- Short exercise: Count every line where "здравоохранения" shows up, and give that number only.

+--

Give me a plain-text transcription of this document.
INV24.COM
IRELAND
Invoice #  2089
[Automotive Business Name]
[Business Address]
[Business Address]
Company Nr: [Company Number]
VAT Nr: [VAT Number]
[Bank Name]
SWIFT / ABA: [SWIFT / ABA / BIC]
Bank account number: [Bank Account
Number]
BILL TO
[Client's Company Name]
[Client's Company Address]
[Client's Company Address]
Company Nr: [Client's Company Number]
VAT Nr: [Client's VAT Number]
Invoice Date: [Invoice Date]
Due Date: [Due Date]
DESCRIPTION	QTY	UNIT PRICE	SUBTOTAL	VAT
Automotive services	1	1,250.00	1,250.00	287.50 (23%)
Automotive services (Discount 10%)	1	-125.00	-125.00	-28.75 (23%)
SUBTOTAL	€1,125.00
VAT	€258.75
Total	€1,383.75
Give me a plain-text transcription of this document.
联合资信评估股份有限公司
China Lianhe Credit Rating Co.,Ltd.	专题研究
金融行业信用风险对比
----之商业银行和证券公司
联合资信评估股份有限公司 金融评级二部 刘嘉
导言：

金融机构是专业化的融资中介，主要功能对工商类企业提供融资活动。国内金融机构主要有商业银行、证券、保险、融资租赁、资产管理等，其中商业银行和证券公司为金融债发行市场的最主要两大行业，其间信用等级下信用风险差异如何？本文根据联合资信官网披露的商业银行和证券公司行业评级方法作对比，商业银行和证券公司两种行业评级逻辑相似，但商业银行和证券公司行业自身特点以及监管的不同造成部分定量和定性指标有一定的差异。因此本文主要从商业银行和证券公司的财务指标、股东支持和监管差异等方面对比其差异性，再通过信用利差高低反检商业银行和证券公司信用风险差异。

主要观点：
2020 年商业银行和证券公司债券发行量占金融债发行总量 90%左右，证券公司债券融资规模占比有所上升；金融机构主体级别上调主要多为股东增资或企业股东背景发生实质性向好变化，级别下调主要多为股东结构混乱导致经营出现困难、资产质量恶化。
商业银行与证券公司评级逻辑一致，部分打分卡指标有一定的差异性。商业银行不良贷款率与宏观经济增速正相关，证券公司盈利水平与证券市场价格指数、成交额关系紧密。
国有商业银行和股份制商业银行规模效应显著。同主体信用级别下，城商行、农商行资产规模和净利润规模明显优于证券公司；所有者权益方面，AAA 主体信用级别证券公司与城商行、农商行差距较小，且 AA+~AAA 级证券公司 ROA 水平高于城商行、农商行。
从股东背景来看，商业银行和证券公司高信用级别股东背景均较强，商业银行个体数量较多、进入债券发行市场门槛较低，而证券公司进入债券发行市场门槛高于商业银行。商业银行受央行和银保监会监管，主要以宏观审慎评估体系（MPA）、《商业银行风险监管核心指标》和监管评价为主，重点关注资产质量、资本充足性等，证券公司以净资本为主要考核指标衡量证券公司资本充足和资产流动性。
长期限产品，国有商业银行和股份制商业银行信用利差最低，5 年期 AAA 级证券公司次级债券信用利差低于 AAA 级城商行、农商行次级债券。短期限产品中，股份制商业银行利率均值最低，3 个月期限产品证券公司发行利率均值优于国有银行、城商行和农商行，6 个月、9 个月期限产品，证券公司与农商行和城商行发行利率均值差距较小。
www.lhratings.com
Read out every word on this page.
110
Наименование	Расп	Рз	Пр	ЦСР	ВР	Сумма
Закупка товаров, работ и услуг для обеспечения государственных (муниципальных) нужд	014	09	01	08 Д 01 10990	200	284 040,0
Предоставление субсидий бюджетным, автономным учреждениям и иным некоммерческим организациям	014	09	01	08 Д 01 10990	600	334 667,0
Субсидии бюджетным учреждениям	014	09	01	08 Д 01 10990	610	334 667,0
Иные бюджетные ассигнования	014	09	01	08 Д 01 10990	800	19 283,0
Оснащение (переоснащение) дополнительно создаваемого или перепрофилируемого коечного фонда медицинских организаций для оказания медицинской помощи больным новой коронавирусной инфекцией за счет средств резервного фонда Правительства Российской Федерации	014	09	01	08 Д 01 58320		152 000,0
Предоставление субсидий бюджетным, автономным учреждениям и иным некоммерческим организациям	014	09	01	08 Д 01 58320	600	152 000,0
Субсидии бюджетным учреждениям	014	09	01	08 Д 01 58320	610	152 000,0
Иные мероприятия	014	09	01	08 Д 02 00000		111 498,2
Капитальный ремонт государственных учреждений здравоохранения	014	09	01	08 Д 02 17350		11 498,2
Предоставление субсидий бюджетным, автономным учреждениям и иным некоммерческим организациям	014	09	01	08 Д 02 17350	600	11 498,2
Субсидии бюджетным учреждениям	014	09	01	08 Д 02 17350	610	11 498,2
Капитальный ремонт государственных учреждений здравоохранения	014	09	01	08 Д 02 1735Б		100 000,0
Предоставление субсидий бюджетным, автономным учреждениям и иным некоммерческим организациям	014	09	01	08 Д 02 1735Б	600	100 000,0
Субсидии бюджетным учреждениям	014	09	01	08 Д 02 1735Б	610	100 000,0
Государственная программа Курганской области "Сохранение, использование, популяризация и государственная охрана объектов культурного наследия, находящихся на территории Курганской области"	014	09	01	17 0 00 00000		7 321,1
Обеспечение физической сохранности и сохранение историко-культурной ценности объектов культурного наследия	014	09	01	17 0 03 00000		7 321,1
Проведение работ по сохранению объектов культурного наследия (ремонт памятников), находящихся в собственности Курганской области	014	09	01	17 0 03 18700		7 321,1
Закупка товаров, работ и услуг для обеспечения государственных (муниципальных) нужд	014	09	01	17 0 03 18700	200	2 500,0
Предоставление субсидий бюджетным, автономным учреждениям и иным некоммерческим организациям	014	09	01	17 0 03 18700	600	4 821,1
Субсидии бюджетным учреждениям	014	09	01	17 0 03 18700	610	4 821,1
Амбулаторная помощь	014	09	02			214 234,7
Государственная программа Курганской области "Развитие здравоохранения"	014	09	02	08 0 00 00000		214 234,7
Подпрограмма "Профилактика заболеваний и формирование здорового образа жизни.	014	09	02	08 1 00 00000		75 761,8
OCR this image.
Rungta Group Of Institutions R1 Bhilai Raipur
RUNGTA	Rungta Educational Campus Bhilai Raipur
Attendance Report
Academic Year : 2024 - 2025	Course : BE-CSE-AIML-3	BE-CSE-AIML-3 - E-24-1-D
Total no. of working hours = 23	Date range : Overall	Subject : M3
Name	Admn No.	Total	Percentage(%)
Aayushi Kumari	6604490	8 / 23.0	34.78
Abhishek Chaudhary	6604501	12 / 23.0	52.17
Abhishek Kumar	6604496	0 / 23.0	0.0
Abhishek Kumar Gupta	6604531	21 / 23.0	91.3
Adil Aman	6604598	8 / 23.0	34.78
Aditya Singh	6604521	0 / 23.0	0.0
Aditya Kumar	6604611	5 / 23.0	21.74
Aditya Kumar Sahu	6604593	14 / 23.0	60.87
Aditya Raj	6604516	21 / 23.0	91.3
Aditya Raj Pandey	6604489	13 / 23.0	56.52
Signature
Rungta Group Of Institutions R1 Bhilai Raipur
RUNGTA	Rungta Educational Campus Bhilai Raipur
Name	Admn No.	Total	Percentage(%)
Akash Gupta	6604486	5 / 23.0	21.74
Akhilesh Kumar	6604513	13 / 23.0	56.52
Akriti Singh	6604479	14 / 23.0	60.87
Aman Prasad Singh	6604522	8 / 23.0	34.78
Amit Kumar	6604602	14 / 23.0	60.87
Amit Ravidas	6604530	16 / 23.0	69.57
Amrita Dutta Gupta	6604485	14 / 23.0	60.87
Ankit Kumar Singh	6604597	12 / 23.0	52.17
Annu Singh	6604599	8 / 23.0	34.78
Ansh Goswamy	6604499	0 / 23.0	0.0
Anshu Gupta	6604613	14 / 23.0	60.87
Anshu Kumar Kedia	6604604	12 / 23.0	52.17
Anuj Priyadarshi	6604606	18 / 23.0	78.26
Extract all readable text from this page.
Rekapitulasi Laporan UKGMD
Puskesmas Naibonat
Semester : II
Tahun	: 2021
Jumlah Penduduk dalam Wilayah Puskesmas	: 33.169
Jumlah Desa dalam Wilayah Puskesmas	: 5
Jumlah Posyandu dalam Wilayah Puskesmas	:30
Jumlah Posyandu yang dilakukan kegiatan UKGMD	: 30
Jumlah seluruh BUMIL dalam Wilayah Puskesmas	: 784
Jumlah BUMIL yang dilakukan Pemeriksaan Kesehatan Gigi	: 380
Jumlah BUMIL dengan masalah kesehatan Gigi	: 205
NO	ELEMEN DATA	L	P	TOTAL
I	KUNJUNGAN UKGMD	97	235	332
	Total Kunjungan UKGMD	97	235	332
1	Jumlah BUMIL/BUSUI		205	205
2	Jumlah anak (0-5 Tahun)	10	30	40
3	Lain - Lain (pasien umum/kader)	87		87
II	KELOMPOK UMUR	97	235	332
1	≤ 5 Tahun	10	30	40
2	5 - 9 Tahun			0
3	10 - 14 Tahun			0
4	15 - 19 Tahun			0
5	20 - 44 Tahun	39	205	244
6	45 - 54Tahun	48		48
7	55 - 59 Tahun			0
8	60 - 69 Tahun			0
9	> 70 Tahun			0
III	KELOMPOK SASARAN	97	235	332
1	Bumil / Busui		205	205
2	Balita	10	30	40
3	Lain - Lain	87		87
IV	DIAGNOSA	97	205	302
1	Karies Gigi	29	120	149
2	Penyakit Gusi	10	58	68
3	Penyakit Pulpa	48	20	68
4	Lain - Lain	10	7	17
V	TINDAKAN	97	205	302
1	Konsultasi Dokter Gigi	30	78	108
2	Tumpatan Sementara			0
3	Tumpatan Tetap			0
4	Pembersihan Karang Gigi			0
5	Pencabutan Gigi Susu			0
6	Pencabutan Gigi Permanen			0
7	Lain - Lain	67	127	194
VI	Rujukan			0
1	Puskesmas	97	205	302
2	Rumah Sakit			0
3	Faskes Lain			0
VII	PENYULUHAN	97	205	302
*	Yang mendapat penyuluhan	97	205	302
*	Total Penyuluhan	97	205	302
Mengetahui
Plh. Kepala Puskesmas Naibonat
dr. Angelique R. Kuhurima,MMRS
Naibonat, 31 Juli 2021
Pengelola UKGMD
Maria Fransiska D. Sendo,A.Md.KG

+--

- The response: 3